## Problem requirements:
Print out the material that follows word for word.

□ □ □ □ □ □ □

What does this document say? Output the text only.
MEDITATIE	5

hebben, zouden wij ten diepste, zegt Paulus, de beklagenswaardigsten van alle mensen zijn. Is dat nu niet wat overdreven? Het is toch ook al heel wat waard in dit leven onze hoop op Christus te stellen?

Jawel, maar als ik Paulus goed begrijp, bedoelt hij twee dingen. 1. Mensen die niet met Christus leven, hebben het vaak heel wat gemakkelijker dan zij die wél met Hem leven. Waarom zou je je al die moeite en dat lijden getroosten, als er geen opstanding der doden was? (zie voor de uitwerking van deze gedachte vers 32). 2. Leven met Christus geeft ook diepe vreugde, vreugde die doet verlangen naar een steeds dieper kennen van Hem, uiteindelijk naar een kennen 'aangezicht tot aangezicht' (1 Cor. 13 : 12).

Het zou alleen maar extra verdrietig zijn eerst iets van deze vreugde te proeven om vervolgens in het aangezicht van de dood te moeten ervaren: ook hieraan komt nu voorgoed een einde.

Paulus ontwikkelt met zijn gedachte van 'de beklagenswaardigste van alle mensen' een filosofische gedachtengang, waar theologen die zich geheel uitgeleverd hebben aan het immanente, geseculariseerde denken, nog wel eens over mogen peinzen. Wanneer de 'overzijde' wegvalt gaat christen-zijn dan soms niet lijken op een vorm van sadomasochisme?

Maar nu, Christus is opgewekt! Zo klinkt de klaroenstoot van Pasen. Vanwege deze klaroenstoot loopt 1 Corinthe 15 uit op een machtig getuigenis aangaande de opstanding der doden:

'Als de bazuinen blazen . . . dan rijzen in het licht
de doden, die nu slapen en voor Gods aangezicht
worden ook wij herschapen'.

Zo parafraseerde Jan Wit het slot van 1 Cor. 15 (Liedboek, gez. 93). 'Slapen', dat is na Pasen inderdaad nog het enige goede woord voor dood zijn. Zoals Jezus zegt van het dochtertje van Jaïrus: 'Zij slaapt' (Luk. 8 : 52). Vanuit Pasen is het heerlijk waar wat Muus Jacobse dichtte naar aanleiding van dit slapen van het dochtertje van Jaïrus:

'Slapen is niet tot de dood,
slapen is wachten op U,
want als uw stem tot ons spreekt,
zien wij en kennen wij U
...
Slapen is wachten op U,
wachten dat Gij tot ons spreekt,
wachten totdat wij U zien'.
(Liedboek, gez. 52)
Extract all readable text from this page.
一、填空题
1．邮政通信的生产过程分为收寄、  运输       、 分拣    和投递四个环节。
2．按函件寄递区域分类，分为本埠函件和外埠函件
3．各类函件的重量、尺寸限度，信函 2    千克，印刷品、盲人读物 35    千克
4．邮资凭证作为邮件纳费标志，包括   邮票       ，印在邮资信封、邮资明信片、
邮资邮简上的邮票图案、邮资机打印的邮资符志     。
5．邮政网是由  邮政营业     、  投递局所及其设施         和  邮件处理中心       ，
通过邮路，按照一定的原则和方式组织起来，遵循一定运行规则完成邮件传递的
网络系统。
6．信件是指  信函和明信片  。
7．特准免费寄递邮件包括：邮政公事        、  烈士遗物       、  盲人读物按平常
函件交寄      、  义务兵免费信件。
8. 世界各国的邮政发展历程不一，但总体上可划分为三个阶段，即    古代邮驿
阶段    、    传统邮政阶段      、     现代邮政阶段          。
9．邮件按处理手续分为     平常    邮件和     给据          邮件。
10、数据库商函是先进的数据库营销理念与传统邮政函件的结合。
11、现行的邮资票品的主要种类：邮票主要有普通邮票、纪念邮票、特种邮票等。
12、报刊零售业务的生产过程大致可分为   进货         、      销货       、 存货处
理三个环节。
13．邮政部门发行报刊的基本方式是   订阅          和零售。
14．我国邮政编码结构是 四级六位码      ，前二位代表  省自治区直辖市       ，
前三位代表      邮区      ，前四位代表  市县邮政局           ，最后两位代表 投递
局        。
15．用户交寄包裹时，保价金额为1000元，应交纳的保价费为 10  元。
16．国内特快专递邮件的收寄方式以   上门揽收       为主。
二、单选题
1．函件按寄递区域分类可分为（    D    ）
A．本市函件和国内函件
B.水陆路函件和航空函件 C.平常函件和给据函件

□ □ □ □ □ □ □

## Exercise response:
What does this document say? Output the text only.
MEDITATIE	5

hebben, zouden wij ten diepste, zegt Paulus, de beklagenswaardigsten van alle mensen zijn. Is dat nu niet wat overdreven? Het is toch ook al heel wat waard in dit leven onze hoop op Christus te stellen?

Jawel, maar als ik Paulus goed begrijp, bedoelt hij twee dingen. 1. Mensen die niet met Christus leven, hebben het vaak heel wat gemakkelijker dan zij die wél met Hem leven. Waarom zou je je al die moeite en dat lijden getroosten, als er geen opstanding der doden was? (zie voor de uitwerking van deze gedachte vers 32). 2. Leven met Christus geeft ook diepe vreugde, vreugde die doet verlangen naar een steeds dieper kennen van Hem, uiteindelijk naar een kennen 'aangezicht tot aangezicht' (1 Cor. 13 : 12).

Het zou alleen maar extra verdrietig zijn eerst iets van deze vreugde te proeven om vervolgens in het aangezicht van de dood te moeten ervaren: ook hieraan komt nu voorgoed een einde.

Paulus ontwikkelt met zijn gedachte van 'de beklagenswaardigste van alle mensen' een filosofische gedachtengang, waar theologen die zich geheel uitgeleverd hebben aan het immanente, geseculariseerde denken, nog wel eens over mogen peinzen. Wanneer de 'overzijde' wegvalt gaat christen-zijn dan soms niet lijken op een vorm van sadomasochisme?

Maar nu, Christus is opgewekt! Zo klinkt de klaroenstoot van Pasen. Vanwege deze klaroenstoot loopt 1 Corinthe 15 uit op een machtig getuigenis aangaande de opstanding der doden:

'Als de bazuinen blazen . . . dan rijzen in het licht
de doden, die nu slapen en voor Gods aangezicht
worden ook wij herschapen'.

Zo parafraseerde Jan Wit het slot van 1 Cor. 15 (Liedboek, gez. 93). 'Slapen', dat is na Pasen inderdaad nog het enige goede woord voor dood zijn. Zoals Jezus zegt van het dochtertje van Jaïrus: 'Zij slaapt' (Luk. 8 : 52). Vanuit Pasen is het heerlijk waar wat Muus Jacobse dichtte naar aanleiding van dit slapen van het dochtertje van Jaïrus:

'Slapen is niet tot de dood,
slapen is wachten op U,
want als uw stem tot ons spreekt,
zien wij en kennen wij U
...
Slapen is wachten op U,
wachten dat Gij tot ons spreekt,
wachten totdat wij U zien'.
(Liedboek, gez. 52)
Extract all readable text from this page.
一、填空题
1．邮政通信的生产过程分为收寄、  运输       、 分拣    和投递四个环节。
2．按函件寄递区域分类，分为本埠函件和外埠函件
3．各类函件的重量、尺寸限度，信函 2    千克，印刷品、盲人读物 35    千克
4．邮资凭证作为邮件纳费标志，包括   邮票       ，印在邮资信封、邮资明信片、
邮资邮简上的邮票图案、邮资机打印的邮资符志     。
5．邮政网是由  邮政营业     、  投递局所及其设施         和  邮件处理中心       ，
通过邮路，按照一定的原则和方式组织起来，遵循一定运行规则完成邮件传递的
网络系统。
6．信件是指  信函和明信片  。
7．特准免费寄递邮件包括：邮政公事        、  烈士遗物       、  盲人读物按平常
函件交寄      、  义务兵免费信件。
8. 世界各国的邮政发展历程不一，但总体上可划分为三个阶段，即    古代邮驿
阶段    、    传统邮政阶段      、     现代邮政阶段          。
9．邮件按处理手续分为     平常    邮件和     给据          邮件。
10、数据库商函是先进的数据库营销理念与传统邮政函件的结合。
11、现行的邮资票品的主要种类：邮票主要有普通邮票、纪念邮票、特种邮票等。
12、报刊零售业务的生产过程大致可分为   进货         、      销货       、 存货处
理三个环节。
13．邮政部门发行报刊的基本方式是   订阅          和零售。
14．我国邮政编码结构是 四级六位码      ，前二位代表  省自治区直辖市       ，
前三位代表      邮区      ，前四位代表  市县邮政局           ，最后两位代表 投递
局        。
15．用户交寄包裹时，保价金额为1000元，应交纳的保价费为 10  元。
16．国内特快专递邮件的收寄方式以   上门揽收       为主。
二、单选题
1．函件按寄递区域分类可分为（    D    ）
A．本市函件和国内函件
B.水陆路函件和航空函件 C.平常函件和给据函件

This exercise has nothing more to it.